Given request » Print the entire listing. Each line must match the original exactly.

Stored records:

══════════

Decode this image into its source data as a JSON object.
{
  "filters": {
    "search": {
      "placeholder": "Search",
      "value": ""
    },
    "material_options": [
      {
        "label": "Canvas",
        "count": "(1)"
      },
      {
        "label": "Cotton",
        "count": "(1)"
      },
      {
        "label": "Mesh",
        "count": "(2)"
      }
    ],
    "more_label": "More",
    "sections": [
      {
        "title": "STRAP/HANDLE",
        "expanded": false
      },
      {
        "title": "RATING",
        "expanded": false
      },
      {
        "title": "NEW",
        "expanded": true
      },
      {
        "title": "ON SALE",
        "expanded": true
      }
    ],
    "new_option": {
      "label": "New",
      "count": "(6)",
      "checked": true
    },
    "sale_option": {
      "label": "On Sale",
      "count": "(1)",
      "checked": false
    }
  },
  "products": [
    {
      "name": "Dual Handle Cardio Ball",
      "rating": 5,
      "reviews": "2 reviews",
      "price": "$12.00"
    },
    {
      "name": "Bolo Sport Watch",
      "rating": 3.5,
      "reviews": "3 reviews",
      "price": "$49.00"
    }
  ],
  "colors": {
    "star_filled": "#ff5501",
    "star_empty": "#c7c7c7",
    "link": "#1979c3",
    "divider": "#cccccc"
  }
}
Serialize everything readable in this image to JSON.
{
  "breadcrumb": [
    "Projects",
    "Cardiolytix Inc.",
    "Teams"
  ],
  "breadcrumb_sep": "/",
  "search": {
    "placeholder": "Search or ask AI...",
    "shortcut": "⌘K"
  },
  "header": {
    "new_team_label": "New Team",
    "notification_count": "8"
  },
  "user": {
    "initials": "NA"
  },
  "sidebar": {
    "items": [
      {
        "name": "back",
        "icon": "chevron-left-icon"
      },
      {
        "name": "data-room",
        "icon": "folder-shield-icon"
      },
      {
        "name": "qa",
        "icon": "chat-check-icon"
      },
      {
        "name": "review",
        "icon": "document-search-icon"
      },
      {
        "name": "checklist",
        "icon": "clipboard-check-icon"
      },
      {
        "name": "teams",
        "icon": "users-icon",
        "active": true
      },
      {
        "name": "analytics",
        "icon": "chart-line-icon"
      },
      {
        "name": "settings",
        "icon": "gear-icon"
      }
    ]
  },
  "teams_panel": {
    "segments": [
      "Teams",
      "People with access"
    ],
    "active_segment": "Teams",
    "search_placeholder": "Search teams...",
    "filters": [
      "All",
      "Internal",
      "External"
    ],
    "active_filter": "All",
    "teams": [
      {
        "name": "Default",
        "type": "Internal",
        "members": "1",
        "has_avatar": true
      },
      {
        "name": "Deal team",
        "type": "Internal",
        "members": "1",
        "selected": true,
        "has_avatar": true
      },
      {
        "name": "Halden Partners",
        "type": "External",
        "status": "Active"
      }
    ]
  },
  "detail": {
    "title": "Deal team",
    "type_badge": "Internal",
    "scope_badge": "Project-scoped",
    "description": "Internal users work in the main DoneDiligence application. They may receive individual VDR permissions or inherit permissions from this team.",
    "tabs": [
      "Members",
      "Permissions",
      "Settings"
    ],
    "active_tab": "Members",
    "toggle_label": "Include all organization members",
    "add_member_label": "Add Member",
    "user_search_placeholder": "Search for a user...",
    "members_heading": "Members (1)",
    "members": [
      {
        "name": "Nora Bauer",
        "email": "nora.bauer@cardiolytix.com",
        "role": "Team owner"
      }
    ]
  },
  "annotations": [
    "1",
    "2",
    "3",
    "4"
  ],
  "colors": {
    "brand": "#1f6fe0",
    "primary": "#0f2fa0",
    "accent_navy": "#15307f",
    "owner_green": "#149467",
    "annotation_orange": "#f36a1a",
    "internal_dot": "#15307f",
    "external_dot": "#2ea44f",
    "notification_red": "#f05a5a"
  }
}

══════════

Output for this task »
Decode this image into its source data as a JSON object.
{
  "filters": {
    "search": {
      "placeholder": "Search",
      "value": ""
    },
    "material_options": [
      {
        "label": "Canvas",
        "count": "(1)"
      },
      {
        "label": "Cotton",
        "count": "(1)"
      },
      {
        "label": "Mesh",
        "count": "(2)"
      }
    ],
    "more_label": "More",
    "sections": [
      {
        "title": "STRAP/HANDLE",
        "expanded": false
      },
      {
        "title": "RATING",
        "expanded": false
      },
      {
        "title": "NEW",
        "expanded": true
      },
      {
        "title": "ON SALE",
        "expanded": true
      }
    ],
    "new_option": {
      "label": "New",
      "count": "(6)",
      "checked": true
    },
    "sale_option": {
      "label": "On Sale",
      "count": "(1)",
      "checked": false
    }
  },
  "products": [
    {
      "name": "Dual Handle Cardio Ball",
      "rating": 5,
      "reviews": "2 reviews",
      "price": "$12.00"
    },
    {
      "name": "Bolo Sport Watch",
      "rating": 3.5,
      "reviews": "3 reviews",
      "price": "$49.00"
    }
  ],
  "colors": {
    "star_filled": "#ff5501",
    "star_empty": "#c7c7c7",
    "link": "#1979c3",
    "divider": "#cccccc"
  }
}
Serialize everything readable in this image to JSON.
{
  "breadcrumb": [
    "Projects",
    "Cardiolytix Inc.",
    "Teams"
  ],
  "breadcrumb_sep": "/",
  "search": {
    "placeholder": "Search or ask AI...",
    "shortcut": "⌘K"
  },
  "header": {
    "new_team_label": "New Team",
    "notification_count": "8"
  },
  "user": {
    "initials": "NA"
  },
  "sidebar": {
    "items": [
      {
        "name": "back",
        "icon": "chevron-left-icon"
      },
      {
        "name": "data-room",
        "icon": "folder-shield-icon"
      },
      {
        "name": "qa",
        "icon": "chat-check-icon"
      },
      {
        "name": "review",
        "icon": "document-search-icon"
      },
      {
        "name": "checklist",
        "icon": "clipboard-check-icon"
      },
      {
        "name": "teams",
        "icon": "users-icon",
        "active": true
      },
      {
        "name": "analytics",
        "icon": "chart-line-icon"
      },
      {
        "name": "settings",
        "icon": "gear-icon"
      }
    ]
  },
  "teams_panel": {
    "segments": [
      "Teams",
      "People with access"
    ],
    "active_segment": "Teams",
    "search_placeholder": "Search teams...",
    "filters": [
      "All",
      "Internal",
      "External"
    ],
    "active_filter": "All",
    "teams": [
      {
        "name": "Default",
        "type": "Internal",
        "members": "1",
        "has_avatar": true
      },
      {
        "name": "Deal team",
        "type": "Internal",
        "members": "1",
        "selected": true,
        "has_avatar": true
      },
      {
        "name": "Halden Partners",
        "type": "External",
        "status": "Active"
      }
    ]
  },
  "detail": {
    "title": "Deal team",
    "type_badge": "Internal",
    "scope_badge": "Project-scoped",
    "description": "Internal users work in the main DoneDiligence application. They may receive individual VDR permissions or inherit permissions from this team.",
    "tabs": [
      "Members",
      "Permissions",
      "Settings"
    ],
    "active_tab": "Members",
    "toggle_label": "Include all organization members",
    "add_member_label": "Add Member",
    "user_search_placeholder": "Search for a user...",
    "members_heading": "Members (1)",
    "members": [
      {
        "name": "Nora Bauer",
        "email": "nora.bauer@cardiolytix.com",
        "role": "Team owner"
      }
    ]
  },
  "annotations": [
    "1",
    "2",
    "3",
    "4"
  ],
  "colors": {
    "brand": "#1f6fe0",
    "primary": "#0f2fa0",
    "accent_navy": "#15307f",
    "owner_green": "#149467",
    "annotation_orange": "#f36a1a",
    "internal_dot": "#15307f",
    "external_dot": "#2ea44f",
    "notification_red": "#f05a5a"
  }
}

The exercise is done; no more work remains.